TASK MATERIAL ▸
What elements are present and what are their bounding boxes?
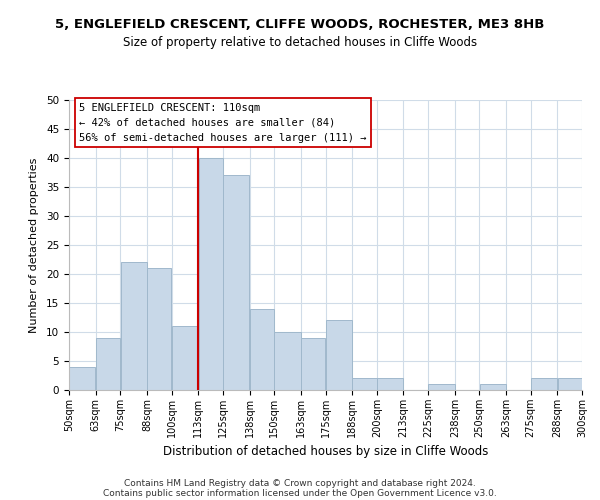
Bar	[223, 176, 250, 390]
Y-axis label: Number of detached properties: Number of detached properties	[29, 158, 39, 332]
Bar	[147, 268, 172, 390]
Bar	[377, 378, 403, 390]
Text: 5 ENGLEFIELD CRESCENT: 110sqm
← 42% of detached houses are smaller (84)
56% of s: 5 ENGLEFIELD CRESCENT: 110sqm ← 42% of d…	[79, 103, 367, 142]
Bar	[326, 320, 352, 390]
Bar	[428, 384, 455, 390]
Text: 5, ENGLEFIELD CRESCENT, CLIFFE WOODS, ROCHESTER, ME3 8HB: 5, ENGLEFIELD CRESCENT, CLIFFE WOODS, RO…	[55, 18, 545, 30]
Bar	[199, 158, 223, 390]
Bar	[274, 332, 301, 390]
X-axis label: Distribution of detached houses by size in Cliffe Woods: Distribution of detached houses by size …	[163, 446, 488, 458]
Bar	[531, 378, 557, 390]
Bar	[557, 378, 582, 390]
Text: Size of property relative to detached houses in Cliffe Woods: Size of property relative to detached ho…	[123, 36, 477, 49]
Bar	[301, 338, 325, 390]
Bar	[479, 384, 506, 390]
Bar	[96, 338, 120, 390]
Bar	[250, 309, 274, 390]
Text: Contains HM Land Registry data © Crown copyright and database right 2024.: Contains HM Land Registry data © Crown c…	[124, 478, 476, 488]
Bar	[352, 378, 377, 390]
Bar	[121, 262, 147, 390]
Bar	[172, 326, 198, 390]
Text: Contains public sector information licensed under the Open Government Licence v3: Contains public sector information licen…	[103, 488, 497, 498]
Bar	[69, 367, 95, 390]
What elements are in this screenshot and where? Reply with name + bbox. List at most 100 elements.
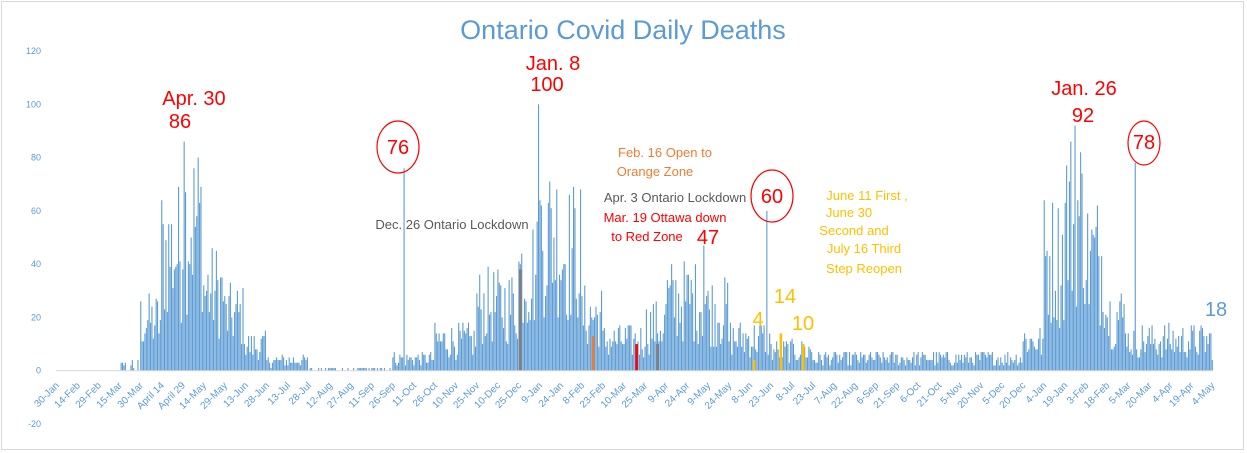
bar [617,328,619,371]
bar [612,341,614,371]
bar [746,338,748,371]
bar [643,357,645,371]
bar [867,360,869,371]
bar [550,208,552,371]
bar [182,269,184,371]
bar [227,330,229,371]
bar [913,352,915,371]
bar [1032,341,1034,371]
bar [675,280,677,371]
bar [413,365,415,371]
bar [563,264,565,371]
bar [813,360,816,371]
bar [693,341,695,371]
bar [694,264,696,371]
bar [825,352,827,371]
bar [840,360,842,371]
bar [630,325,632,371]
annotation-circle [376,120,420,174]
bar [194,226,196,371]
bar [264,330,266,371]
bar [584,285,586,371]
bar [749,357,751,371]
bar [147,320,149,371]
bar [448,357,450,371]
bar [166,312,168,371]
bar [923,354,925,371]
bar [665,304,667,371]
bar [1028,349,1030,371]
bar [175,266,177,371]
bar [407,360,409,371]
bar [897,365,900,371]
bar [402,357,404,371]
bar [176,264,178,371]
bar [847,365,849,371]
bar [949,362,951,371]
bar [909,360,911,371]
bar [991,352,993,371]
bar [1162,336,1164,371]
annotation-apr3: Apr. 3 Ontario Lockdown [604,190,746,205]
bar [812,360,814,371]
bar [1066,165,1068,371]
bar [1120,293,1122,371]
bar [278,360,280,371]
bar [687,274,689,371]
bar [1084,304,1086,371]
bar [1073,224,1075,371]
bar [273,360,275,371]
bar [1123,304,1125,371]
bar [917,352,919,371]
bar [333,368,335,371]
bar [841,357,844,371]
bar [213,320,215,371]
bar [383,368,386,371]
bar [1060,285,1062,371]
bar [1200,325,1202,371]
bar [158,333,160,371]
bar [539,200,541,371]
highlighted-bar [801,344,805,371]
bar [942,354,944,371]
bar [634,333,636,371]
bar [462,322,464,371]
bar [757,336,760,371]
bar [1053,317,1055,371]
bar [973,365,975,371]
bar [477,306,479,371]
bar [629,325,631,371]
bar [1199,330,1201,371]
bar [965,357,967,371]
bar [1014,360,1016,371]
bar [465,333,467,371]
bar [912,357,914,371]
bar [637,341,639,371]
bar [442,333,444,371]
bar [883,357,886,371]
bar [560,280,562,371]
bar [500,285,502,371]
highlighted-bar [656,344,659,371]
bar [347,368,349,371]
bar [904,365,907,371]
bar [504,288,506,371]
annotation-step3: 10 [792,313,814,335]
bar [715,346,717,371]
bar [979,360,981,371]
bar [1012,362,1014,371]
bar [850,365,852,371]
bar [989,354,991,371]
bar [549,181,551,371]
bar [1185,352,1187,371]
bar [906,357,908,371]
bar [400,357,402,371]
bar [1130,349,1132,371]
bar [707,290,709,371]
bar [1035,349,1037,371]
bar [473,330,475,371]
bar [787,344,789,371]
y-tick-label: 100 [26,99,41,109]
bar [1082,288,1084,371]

EXERCISE REQUIREMENTS ▸
Reproduce the records above word for word, leaving out the pictures.

EXERCISE RESULT ▸
What elements are present and what are their bounding boxes?
Bar	[223, 176, 250, 390]
Y-axis label: Number of detached properties: Number of detached properties	[29, 158, 39, 332]
Bar	[147, 268, 172, 390]
Bar	[377, 378, 403, 390]
Text: 5 ENGLEFIELD CRESCENT: 110sqm
← 42% of detached houses are smaller (84)
56% of s: 5 ENGLEFIELD CRESCENT: 110sqm ← 42% of d…	[79, 103, 367, 142]
Bar	[326, 320, 352, 390]
Bar	[428, 384, 455, 390]
Text: 5, ENGLEFIELD CRESCENT, CLIFFE WOODS, ROCHESTER, ME3 8HB: 5, ENGLEFIELD CRESCENT, CLIFFE WOODS, RO…	[55, 18, 545, 30]
Bar	[199, 158, 223, 390]
Bar	[274, 332, 301, 390]
X-axis label: Distribution of detached houses by size in Cliffe Woods: Distribution of detached houses by size …	[163, 446, 488, 458]
Bar	[531, 378, 557, 390]
Bar	[557, 378, 582, 390]
Text: Size of property relative to detached houses in Cliffe Woods: Size of property relative to detached ho…	[123, 36, 477, 49]
Bar	[301, 338, 325, 390]
Bar	[479, 384, 506, 390]
Bar	[96, 338, 120, 390]
Bar	[250, 309, 274, 390]
Text: Contains HM Land Registry data © Crown copyright and database right 2024.: Contains HM Land Registry data © Crown c…	[124, 478, 476, 488]
Bar	[352, 378, 377, 390]
Bar	[121, 262, 147, 390]
Bar	[172, 326, 198, 390]
Text: Contains public sector information licensed under the Open Government Licence v3: Contains public sector information licen…	[103, 488, 497, 498]
Bar	[69, 367, 95, 390]
What elements are in this screenshot and where? Reply with name + bbox. List at most 100 elements.
bar [617,328,619,371]
bar [612,341,614,371]
bar [746,338,748,371]
bar [643,357,645,371]
bar [867,360,869,371]
bar [550,208,552,371]
bar [182,269,184,371]
bar [227,330,229,371]
bar [913,352,915,371]
bar [1032,341,1034,371]
bar [675,280,677,371]
bar [413,365,415,371]
bar [563,264,565,371]
bar [813,360,816,371]
bar [693,341,695,371]
bar [694,264,696,371]
bar [825,352,827,371]
bar [840,360,842,371]
bar [630,325,632,371]
annotation-circle [376,120,420,174]
bar [194,226,196,371]
bar [264,330,266,371]
bar [584,285,586,371]
bar [749,357,751,371]
bar [147,320,149,371]
bar [448,357,450,371]
bar [166,312,168,371]
bar [923,354,925,371]
bar [665,304,667,371]
bar [1028,349,1030,371]
bar [175,266,177,371]
bar [407,360,409,371]
bar [897,365,900,371]
bar [402,357,404,371]
bar [176,264,178,371]
bar [847,365,849,371]
bar [949,362,951,371]
bar [909,360,911,371]
bar [991,352,993,371]
bar [1162,336,1164,371]
annotation-apr3: Apr. 3 Ontario Lockdown [604,190,746,205]
bar [812,360,814,371]
bar [1066,165,1068,371]
bar [1120,293,1122,371]
bar [278,360,280,371]
bar [687,274,689,371]
bar [1084,304,1086,371]
bar [1073,224,1075,371]
bar [273,360,275,371]
bar [1123,304,1125,371]
bar [917,352,919,371]
bar [333,368,335,371]
bar [841,357,844,371]
bar [213,320,215,371]
bar [383,368,386,371]
bar [1060,285,1062,371]
bar [1200,325,1202,371]
bar [158,333,160,371]
bar [539,200,541,371]
highlighted-bar [801,344,805,371]
bar [942,354,944,371]
bar [634,333,636,371]
bar [462,322,464,371]
bar [757,336,760,371]
bar [1053,317,1055,371]
bar [973,365,975,371]
bar [477,306,479,371]
bar [629,325,631,371]
bar [1199,330,1201,371]
bar [965,357,967,371]
bar [1014,360,1016,371]
bar [465,333,467,371]
bar [912,357,914,371]
bar [637,341,639,371]
bar [442,333,444,371]
bar [883,357,886,371]
bar [560,280,562,371]
bar [500,285,502,371]
highlighted-bar [656,344,659,371]
bar [347,368,349,371]
bar [904,365,907,371]
bar [504,288,506,371]
annotation-step3: 10 [792,313,814,335]
bar [715,346,717,371]
bar [979,360,981,371]
bar [1012,362,1014,371]
bar [850,365,852,371]
bar [989,354,991,371]
bar [549,181,551,371]
bar [1185,352,1187,371]
bar [906,357,908,371]
bar [400,357,402,371]
bar [1130,349,1132,371]
bar [707,290,709,371]
bar [1035,349,1037,371]
bar [473,330,475,371]
bar [787,344,789,371]
y-tick-label: 100 [26,99,41,109]
bar [1082,288,1084,371]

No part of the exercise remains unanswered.